Set problem A » In the configuration reference, what is the only valid value for the version setting?
Set problem B » Write out the part of the configuration reference starting at "OpenTelemetry metrics do" and ending at "is valid currently.".

Configuration YAML Reference¶

DAQIRI is configured through a YAML file or a NetworkConfig struct built in code. Either form defines memory regions, NIC interfaces, TX/RX queues, and flow rules, and is passed to daqiri_init() at startup. The struct form is useful for customers who want to interoperate with existing configuration code.

See examples/daqiri_bench_*.yaml for complete working examples.

OpenTelemetry metrics do not add YAML fields. Metrics-enabled builds use the same interface, queue, and flow names from the active configuration as metric labels, and applications are still responsible for configuring the OpenTelemetry SDK/exporter before running DAQIRI.

Common Configuration¶

These settings apply globally to both TX and RX:

version: Config version. Only 1 is valid currently.
type: integer
master_core: CPU core used to fork and join network threads. This core is not used for packet processing and can be bound to a non-isolated core. Should differ from isolated cores assigned to queues.

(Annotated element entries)
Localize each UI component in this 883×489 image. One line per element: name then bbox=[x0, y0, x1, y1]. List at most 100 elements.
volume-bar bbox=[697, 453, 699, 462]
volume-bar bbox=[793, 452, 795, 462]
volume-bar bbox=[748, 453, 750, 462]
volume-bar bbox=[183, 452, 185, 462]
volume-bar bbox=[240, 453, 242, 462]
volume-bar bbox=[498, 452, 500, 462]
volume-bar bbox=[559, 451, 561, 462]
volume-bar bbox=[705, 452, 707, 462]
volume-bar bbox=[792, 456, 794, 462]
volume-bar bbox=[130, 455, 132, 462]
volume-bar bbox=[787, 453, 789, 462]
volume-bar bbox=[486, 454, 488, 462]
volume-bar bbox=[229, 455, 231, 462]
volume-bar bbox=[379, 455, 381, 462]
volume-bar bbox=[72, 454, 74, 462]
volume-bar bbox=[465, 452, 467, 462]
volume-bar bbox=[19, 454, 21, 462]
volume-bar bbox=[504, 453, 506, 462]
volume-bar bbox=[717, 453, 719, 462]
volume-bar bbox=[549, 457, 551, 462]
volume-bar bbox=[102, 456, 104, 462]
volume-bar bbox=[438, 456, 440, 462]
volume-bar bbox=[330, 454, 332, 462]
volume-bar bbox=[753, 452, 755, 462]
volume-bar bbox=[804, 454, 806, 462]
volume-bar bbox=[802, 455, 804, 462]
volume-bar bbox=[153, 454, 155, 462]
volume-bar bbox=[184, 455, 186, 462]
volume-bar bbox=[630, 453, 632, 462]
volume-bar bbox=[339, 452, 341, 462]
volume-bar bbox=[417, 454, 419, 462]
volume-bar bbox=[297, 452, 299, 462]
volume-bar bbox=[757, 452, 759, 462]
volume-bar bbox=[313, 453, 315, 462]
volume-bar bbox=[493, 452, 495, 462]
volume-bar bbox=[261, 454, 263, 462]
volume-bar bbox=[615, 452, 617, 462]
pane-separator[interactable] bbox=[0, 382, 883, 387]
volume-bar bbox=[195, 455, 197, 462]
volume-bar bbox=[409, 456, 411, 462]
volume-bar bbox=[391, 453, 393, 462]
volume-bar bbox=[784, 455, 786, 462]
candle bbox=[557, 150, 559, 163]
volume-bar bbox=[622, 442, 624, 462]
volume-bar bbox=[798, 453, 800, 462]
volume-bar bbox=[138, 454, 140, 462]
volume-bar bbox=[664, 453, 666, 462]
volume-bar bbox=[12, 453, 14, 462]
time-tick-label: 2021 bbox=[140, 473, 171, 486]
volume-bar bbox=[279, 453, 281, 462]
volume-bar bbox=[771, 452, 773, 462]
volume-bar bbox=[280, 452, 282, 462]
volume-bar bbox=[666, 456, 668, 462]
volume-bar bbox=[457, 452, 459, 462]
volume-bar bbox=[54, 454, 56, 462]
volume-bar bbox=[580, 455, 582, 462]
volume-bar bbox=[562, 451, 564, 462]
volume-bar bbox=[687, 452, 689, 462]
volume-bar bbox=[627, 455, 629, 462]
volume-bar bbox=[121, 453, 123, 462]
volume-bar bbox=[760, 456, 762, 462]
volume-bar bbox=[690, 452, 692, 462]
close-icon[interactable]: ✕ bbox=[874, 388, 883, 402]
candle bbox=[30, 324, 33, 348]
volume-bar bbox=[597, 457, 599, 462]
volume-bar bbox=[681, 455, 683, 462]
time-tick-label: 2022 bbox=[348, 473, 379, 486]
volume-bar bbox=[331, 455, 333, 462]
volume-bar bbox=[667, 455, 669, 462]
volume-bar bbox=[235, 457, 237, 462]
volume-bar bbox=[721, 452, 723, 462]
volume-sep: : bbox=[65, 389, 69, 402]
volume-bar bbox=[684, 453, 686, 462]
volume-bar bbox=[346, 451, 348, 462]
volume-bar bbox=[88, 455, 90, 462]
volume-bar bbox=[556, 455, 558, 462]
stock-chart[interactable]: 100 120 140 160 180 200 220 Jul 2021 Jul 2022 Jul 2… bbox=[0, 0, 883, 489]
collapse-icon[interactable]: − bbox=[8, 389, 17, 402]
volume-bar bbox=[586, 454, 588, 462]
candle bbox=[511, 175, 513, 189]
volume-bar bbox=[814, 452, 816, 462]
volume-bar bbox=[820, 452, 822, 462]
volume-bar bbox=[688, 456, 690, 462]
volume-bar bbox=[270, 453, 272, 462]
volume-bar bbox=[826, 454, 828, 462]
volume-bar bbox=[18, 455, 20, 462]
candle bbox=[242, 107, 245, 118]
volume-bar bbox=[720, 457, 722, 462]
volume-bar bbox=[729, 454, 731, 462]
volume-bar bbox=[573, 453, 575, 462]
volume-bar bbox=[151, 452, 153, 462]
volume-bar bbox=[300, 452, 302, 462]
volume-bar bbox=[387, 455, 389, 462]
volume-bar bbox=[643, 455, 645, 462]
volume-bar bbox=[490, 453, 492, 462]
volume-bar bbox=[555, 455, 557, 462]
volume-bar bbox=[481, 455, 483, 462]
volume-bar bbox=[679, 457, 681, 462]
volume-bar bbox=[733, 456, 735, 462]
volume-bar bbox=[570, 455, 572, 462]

Response A » 1

Response B »
OpenTelemetry metrics do not add YAML fields. Metrics-enabled builds use the same interface, queue, and flow names from the active configuration as metric labels, and applications are still responsible for configuring the OpenTelemetry SDK/exporter before running DAQIRI.

Common Configuration¶

These settings apply globally to both TX and RX:

version: Config version. Only 1 is valid currently.